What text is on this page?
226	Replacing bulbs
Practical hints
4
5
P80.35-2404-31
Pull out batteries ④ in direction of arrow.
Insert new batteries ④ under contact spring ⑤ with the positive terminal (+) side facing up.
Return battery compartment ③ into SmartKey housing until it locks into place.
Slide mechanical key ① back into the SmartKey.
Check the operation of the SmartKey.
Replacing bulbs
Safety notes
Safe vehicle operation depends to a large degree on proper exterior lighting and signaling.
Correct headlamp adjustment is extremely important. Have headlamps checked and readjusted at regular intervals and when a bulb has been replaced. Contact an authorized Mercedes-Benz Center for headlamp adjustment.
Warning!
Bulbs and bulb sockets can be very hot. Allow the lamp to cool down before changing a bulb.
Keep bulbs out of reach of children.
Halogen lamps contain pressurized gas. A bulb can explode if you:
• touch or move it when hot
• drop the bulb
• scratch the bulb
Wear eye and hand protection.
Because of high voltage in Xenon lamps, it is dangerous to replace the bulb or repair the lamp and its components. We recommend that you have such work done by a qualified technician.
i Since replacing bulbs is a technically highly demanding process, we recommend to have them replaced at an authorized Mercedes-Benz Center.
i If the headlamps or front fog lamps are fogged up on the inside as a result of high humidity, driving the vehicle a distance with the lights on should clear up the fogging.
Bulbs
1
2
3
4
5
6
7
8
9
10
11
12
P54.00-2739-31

___

▶ _SET EXERCISE_: Restate each record word for word.

▶ _WRITTEN REPLY_:
What text is on this page?
226	Replacing bulbs
Practical hints
4
5
P80.35-2404-31
Pull out batteries ④ in direction of arrow.
Insert new batteries ④ under contact spring ⑤ with the positive terminal (+) side facing up.
Return battery compartment ③ into SmartKey housing until it locks into place.
Slide mechanical key ① back into the SmartKey.
Check the operation of the SmartKey.
Replacing bulbs
Safety notes
Safe vehicle operation depends to a large degree on proper exterior lighting and signaling.
Correct headlamp adjustment is extremely important. Have headlamps checked and readjusted at regular intervals and when a bulb has been replaced. Contact an authorized Mercedes-Benz Center for headlamp adjustment.
Warning!
Bulbs and bulb sockets can be very hot. Allow the lamp to cool down before changing a bulb.
Keep bulbs out of reach of children.
Halogen lamps contain pressurized gas. A bulb can explode if you:
• touch or move it when hot
• drop the bulb
• scratch the bulb
Wear eye and hand protection.
Because of high voltage in Xenon lamps, it is dangerous to replace the bulb or repair the lamp and its components. We recommend that you have such work done by a qualified technician.
i Since replacing bulbs is a technically highly demanding process, we recommend to have them replaced at an authorized Mercedes-Benz Center.
i If the headlamps or front fog lamps are fogged up on the inside as a result of high humidity, driving the vehicle a distance with the lights on should clear up the fogging.
Bulbs
1
2
3
4
5
6
7
8
9
10
11
12
P54.00-2739-31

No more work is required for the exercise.